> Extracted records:
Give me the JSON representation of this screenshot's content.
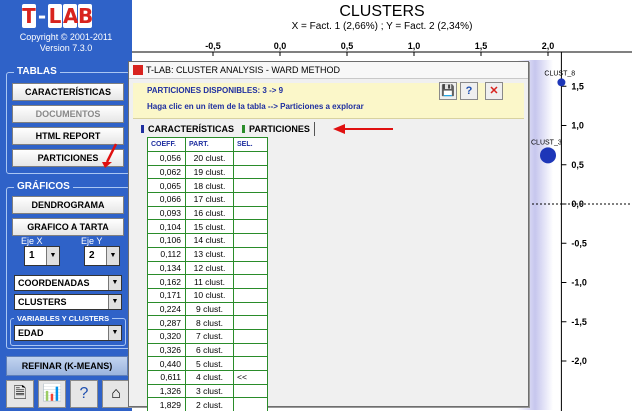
{
  "logo": {
    "letters": [
      "T",
      "-",
      "L",
      "A",
      "B"
    ]
  },
  "copyright": {
    "line1": "Copyright © 2001-2011",
    "line2": "Version 7.3.0"
  },
  "tablas": {
    "title": "TABLAS",
    "buttons": [
      "CARACTERÍSTICAS",
      "DOCUMENTOS",
      "HTML REPORT",
      "PARTICIONES"
    ]
  },
  "graficos": {
    "title": "GRÁFICOS",
    "buttons": [
      "DENDROGRAMA",
      "GRAFICO A TARTA"
    ],
    "eje_x_label": "Eje X",
    "eje_x_value": "1",
    "eje_y_label": "Eje Y",
    "eje_y_value": "2",
    "combo1": "COORDENADAS",
    "combo2": "CLUSTERS",
    "vars_title": "VARIABLES Y CLUSTERS",
    "combo3": "EDAD"
  },
  "refinar": "REFINAR (K-MEANS)",
  "bottom_icons": [
    "document-icon",
    "chart-icon",
    "help-icon",
    "home-icon"
  ],
  "chart": {
    "title": "CLUSTERS",
    "subtitle": "X = Fact. 1 (2,66%) ; Y = Fact. 2 (2,34%)"
  },
  "chart_data": {
    "type": "scatter",
    "title": "CLUSTERS",
    "subtitle": "X = Fact. 1 (2,66%) ; Y = Fact. 2 (2,34%)",
    "x_ticks": [
      "-0,5",
      "0,0",
      "0,5",
      "1,0",
      "1,5",
      "2,0"
    ],
    "y_ticks": [
      "1,5",
      "1,0",
      "0,5",
      "0,0",
      "-0,5",
      "-1,0",
      "-1,5",
      "-2,0"
    ],
    "xlim": [
      -1.0,
      2.2
    ],
    "ylim": [
      -2.1,
      1.7
    ],
    "points": [
      {
        "label": "CLUST_8",
        "x": 2.1,
        "y": 1.55
      },
      {
        "label": "CLUST_3",
        "x": 2.0,
        "y": 0.62
      }
    ]
  },
  "dialog": {
    "title": "T-LAB: CLUSTER ANALYSIS - WARD METHOD",
    "info1": "PARTICIONES DISPONIBLES: 3 -> 9",
    "info2": "Haga clic en un ítem de la tabla --> Particiones a explorar",
    "tab1": "CARACTERÍSTICAS",
    "tab2": "PARTICIONES",
    "colors": {
      "tab1": "#1f2fa0",
      "tab2": "#2a8c2a",
      "arrow": "#e01010"
    },
    "table": {
      "headers": [
        "COEFF.",
        "PART.",
        "SEL."
      ],
      "rows": [
        [
          "0,056",
          "20 clust.",
          ""
        ],
        [
          "0,062",
          "19 clust.",
          ""
        ],
        [
          "0,065",
          "18 clust.",
          ""
        ],
        [
          "0,066",
          "17 clust.",
          ""
        ],
        [
          "0,093",
          "16 clust.",
          ""
        ],
        [
          "0,104",
          "15 clust.",
          ""
        ],
        [
          "0,106",
          "14 clust.",
          ""
        ],
        [
          "0,112",
          "13 clust.",
          ""
        ],
        [
          "0,134",
          "12 clust.",
          ""
        ],
        [
          "0,162",
          "11 clust.",
          ""
        ],
        [
          "0,171",
          "10 clust.",
          ""
        ],
        [
          "0,224",
          "9 clust.",
          ""
        ],
        [
          "0,287",
          "8 clust.",
          ""
        ],
        [
          "0,320",
          "7 clust.",
          ""
        ],
        [
          "0,326",
          "6 clust.",
          ""
        ],
        [
          "0,440",
          "5 clust.",
          ""
        ],
        [
          "0,611",
          "4 clust.",
          "<<"
        ],
        [
          "1,326",
          "3 clust.",
          ""
        ],
        [
          "1,829",
          "2 clust.",
          ""
        ]
      ]
    }
  }
}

> Problem requirements:
Read through the entries and copy each line in which "CLUSTERS" appears.

> The response:
    "combo2": "CLUSTERS",
    "vars_title": "VARIABLES Y CLUSTERS",
    "title": "CLUSTERS",
    "title": "CLUSTERS",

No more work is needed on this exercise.